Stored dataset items
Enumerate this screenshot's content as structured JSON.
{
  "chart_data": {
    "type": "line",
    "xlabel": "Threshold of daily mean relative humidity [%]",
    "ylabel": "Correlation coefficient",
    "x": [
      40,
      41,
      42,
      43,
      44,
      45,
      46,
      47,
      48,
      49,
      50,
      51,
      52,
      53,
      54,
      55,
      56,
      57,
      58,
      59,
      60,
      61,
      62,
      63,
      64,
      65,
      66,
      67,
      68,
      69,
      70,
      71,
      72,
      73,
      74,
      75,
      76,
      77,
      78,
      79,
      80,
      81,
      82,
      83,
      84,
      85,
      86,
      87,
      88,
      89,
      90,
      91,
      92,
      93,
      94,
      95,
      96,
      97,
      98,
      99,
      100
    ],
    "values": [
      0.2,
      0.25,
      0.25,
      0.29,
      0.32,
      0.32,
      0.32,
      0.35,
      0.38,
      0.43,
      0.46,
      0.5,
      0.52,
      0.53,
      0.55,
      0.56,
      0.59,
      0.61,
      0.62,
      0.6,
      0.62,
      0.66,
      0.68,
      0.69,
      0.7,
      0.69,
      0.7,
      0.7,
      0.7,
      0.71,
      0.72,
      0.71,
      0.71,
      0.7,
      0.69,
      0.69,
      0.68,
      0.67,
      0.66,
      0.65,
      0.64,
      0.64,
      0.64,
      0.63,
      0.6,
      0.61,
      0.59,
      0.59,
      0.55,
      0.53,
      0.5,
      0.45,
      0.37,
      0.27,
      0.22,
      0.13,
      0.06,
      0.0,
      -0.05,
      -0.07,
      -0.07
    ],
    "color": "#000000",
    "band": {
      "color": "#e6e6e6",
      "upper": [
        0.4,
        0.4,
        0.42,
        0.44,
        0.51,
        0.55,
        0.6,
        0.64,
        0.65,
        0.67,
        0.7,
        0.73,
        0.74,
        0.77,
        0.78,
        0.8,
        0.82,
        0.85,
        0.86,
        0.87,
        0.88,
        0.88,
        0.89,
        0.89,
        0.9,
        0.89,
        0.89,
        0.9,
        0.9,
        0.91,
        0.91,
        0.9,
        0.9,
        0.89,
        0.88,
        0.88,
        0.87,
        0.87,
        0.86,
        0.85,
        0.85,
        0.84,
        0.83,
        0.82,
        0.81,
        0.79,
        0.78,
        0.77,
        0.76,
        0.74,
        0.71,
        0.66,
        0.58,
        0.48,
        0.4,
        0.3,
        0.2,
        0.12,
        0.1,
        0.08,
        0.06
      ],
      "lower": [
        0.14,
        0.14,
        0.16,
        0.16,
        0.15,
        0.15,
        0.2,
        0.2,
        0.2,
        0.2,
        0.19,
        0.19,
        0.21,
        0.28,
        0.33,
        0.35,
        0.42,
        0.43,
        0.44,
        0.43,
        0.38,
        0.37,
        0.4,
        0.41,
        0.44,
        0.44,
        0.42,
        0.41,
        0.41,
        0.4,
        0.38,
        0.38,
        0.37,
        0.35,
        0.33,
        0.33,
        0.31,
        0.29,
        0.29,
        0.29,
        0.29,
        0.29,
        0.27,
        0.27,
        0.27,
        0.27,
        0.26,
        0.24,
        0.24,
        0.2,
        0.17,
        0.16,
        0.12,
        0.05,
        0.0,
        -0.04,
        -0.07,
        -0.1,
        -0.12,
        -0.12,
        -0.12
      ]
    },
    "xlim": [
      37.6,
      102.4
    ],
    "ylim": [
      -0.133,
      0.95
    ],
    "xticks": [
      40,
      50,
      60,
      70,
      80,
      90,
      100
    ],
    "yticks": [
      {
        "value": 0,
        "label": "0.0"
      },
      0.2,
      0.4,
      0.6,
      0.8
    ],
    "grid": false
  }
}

▸ Do this
Output all of the data again. Match it exactly.

▸ Correct output
Enumerate this screenshot's content as structured JSON.
{
  "chart_data": {
    "type": "line",
    "xlabel": "Threshold of daily mean relative humidity [%]",
    "ylabel": "Correlation coefficient",
    "x": [
      40,
      41,
      42,
      43,
      44,
      45,
      46,
      47,
      48,
      49,
      50,
      51,
      52,
      53,
      54,
      55,
      56,
      57,
      58,
      59,
      60,
      61,
      62,
      63,
      64,
      65,
      66,
      67,
      68,
      69,
      70,
      71,
      72,
      73,
      74,
      75,
      76,
      77,
      78,
      79,
      80,
      81,
      82,
      83,
      84,
      85,
      86,
      87,
      88,
      89,
      90,
      91,
      92,
      93,
      94,
      95,
      96,
      97,
      98,
      99,
      100
    ],
    "values": [
      0.2,
      0.25,
      0.25,
      0.29,
      0.32,
      0.32,
      0.32,
      0.35,
      0.38,
      0.43,
      0.46,
      0.5,
      0.52,
      0.53,
      0.55,
      0.56,
      0.59,
      0.61,
      0.62,
      0.6,
      0.62,
      0.66,
      0.68,
      0.69,
      0.7,
      0.69,
      0.7,
      0.7,
      0.7,
      0.71,
      0.72,
      0.71,
      0.71,
      0.7,
      0.69,
      0.69,
      0.68,
      0.67,
      0.66,
      0.65,
      0.64,
      0.64,
      0.64,
      0.63,
      0.6,
      0.61,
      0.59,
      0.59,
      0.55,
      0.53,
      0.5,
      0.45,
      0.37,
      0.27,
      0.22,
      0.13,
      0.06,
      0.0,
      -0.05,
      -0.07,
      -0.07
    ],
    "color": "#000000",
    "band": {
      "color": "#e6e6e6",
      "upper": [
        0.4,
        0.4,
        0.42,
        0.44,
        0.51,
        0.55,
        0.6,
        0.64,
        0.65,
        0.67,
        0.7,
        0.73,
        0.74,
        0.77,
        0.78,
        0.8,
        0.82,
        0.85,
        0.86,
        0.87,
        0.88,
        0.88,
        0.89,
        0.89,
        0.9,
        0.89,
        0.89,
        0.9,
        0.9,
        0.91,
        0.91,
        0.9,
        0.9,
        0.89,
        0.88,
        0.88,
        0.87,
        0.87,
        0.86,
        0.85,
        0.85,
        0.84,
        0.83,
        0.82,
        0.81,
        0.79,
        0.78,
        0.77,
        0.76,
        0.74,
        0.71,
        0.66,
        0.58,
        0.48,
        0.4,
        0.3,
        0.2,
        0.12,
        0.1,
        0.08,
        0.06
      ],
      "lower": [
        0.14,
        0.14,
        0.16,
        0.16,
        0.15,
        0.15,
        0.2,
        0.2,
        0.2,
        0.2,
        0.19,
        0.19,
        0.21,
        0.28,
        0.33,
        0.35,
        0.42,
        0.43,
        0.44,
        0.43,
        0.38,
        0.37,
        0.4,
        0.41,
        0.44,
        0.44,
        0.42,
        0.41,
        0.41,
        0.4,
        0.38,
        0.38,
        0.37,
        0.35,
        0.33,
        0.33,
        0.31,
        0.29,
        0.29,
        0.29,
        0.29,
        0.29,
        0.27,
        0.27,
        0.27,
        0.27,
        0.26,
        0.24,
        0.24,
        0.2,
        0.17,
        0.16,
        0.12,
        0.05,
        0.0,
        -0.04,
        -0.07,
        -0.1,
        -0.12,
        -0.12,
        -0.12
      ]
    },
    "xlim": [
      37.6,
      102.4
    ],
    "ylim": [
      -0.133,
      0.95
    ],
    "xticks": [
      40,
      50,
      60,
      70,
      80,
      90,
      100
    ],
    "yticks": [
      {
        "value": 0,
        "label": "0.0"
      },
      0.2,
      0.4,
      0.6,
      0.8
    ],
    "grid": false
  }
}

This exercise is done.